--- START Dataset records ---

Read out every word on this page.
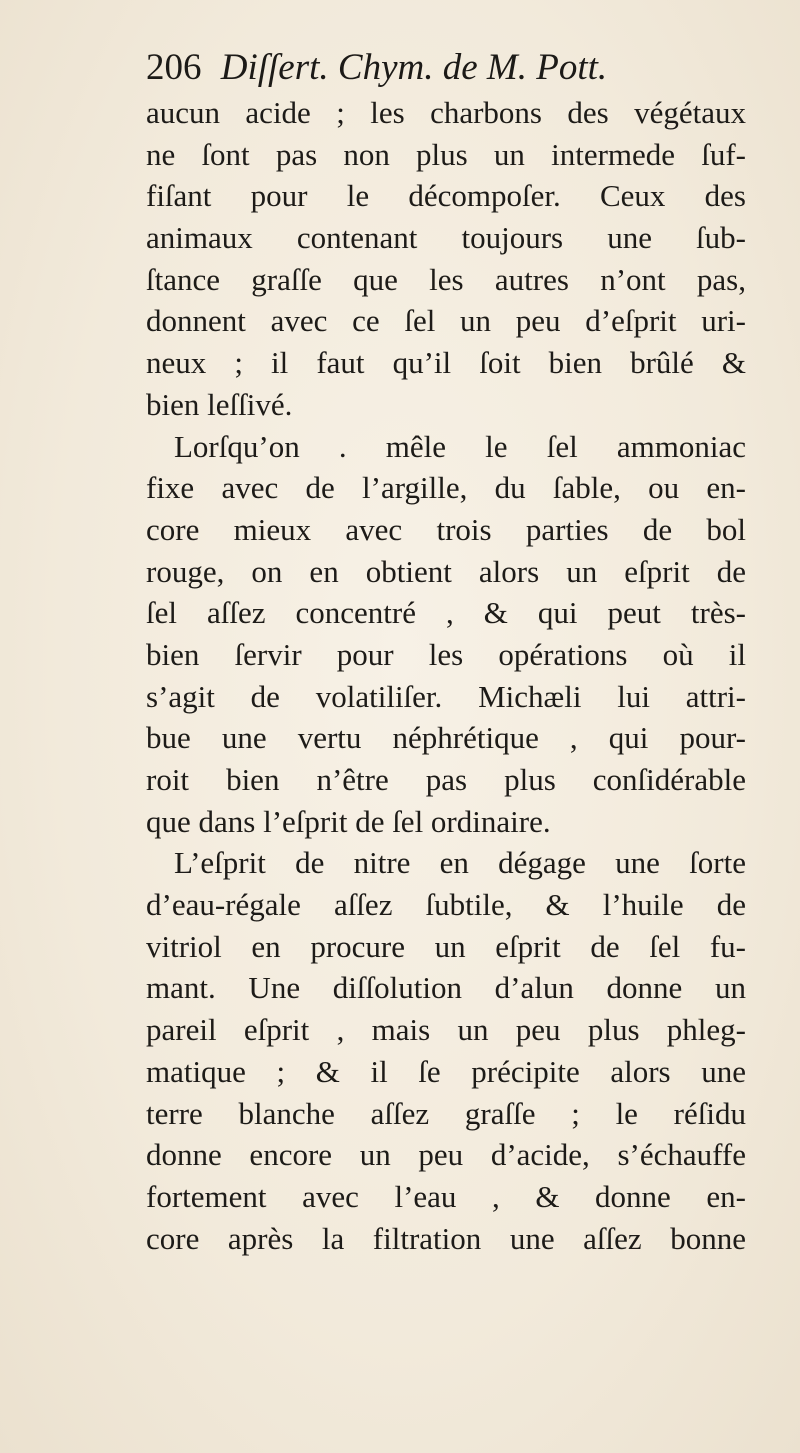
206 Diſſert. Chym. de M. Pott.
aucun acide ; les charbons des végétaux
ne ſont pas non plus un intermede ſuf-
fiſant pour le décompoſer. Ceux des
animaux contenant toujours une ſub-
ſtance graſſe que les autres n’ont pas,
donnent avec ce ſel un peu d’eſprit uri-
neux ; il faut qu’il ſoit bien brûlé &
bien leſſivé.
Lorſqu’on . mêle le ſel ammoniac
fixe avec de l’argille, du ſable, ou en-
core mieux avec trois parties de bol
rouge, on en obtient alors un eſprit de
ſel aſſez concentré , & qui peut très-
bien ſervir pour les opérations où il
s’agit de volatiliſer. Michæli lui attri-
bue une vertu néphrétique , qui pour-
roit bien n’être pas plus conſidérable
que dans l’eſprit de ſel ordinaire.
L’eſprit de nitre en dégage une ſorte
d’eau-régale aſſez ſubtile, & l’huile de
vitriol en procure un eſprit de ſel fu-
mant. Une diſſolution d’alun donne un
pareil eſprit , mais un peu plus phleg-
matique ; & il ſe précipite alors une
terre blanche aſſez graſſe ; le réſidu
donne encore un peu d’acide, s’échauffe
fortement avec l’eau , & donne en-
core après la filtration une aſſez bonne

--- END Dataset records ---

Job –
The lines above form a set of records; determine how many of them contain the string "acide" and give that number alone.

Result –
2